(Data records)
----
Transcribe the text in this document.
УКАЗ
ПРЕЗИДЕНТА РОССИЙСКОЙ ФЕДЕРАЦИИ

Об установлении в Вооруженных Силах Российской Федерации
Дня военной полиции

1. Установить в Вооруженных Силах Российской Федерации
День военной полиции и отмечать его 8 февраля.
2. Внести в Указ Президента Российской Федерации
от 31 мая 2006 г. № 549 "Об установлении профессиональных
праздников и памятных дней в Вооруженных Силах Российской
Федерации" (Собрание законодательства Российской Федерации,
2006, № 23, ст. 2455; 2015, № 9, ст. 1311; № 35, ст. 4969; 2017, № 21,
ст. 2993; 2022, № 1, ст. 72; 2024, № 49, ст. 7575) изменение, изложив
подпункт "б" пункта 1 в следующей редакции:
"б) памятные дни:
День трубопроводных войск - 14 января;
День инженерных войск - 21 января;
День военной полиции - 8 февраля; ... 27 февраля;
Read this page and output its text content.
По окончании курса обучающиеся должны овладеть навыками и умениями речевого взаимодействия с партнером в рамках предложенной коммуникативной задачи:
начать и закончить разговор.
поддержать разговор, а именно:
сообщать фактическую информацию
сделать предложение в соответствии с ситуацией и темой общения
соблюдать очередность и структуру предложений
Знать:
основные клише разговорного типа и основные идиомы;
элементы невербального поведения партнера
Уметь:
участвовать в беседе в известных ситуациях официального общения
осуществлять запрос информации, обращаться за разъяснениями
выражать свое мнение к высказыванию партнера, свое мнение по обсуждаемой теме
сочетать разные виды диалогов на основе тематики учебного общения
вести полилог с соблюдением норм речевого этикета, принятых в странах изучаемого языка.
----
- **Your objective**
In the entries above, take the line containing "Read this page and output its text content." and each later line through the last, and repeat them exactly. Output nothing else.

- **Solution to this task**
Read this page and output its text content.
По окончании курса обучающиеся должны овладеть навыками и умениями речевого взаимодействия с партнером в рамках предложенной коммуникативной задачи:
начать и закончить разговор.
поддержать разговор, а именно:
сообщать фактическую информацию
сделать предложение в соответствии с ситуацией и темой общения
соблюдать очередность и структуру предложений
Знать:
основные клише разговорного типа и основные идиомы;
элементы невербального поведения партнера
Уметь:
участвовать в беседе в известных ситуациях официального общения
осуществлять запрос информации, обращаться за разъяснениями
выражать свое мнение к высказыванию партнера, свое мнение по обсуждаемой теме
сочетать разные виды диалогов на основе тематики учебного общения
вести полилог с соблюдением норм речевого этикета, принятых в странах изучаемого языка.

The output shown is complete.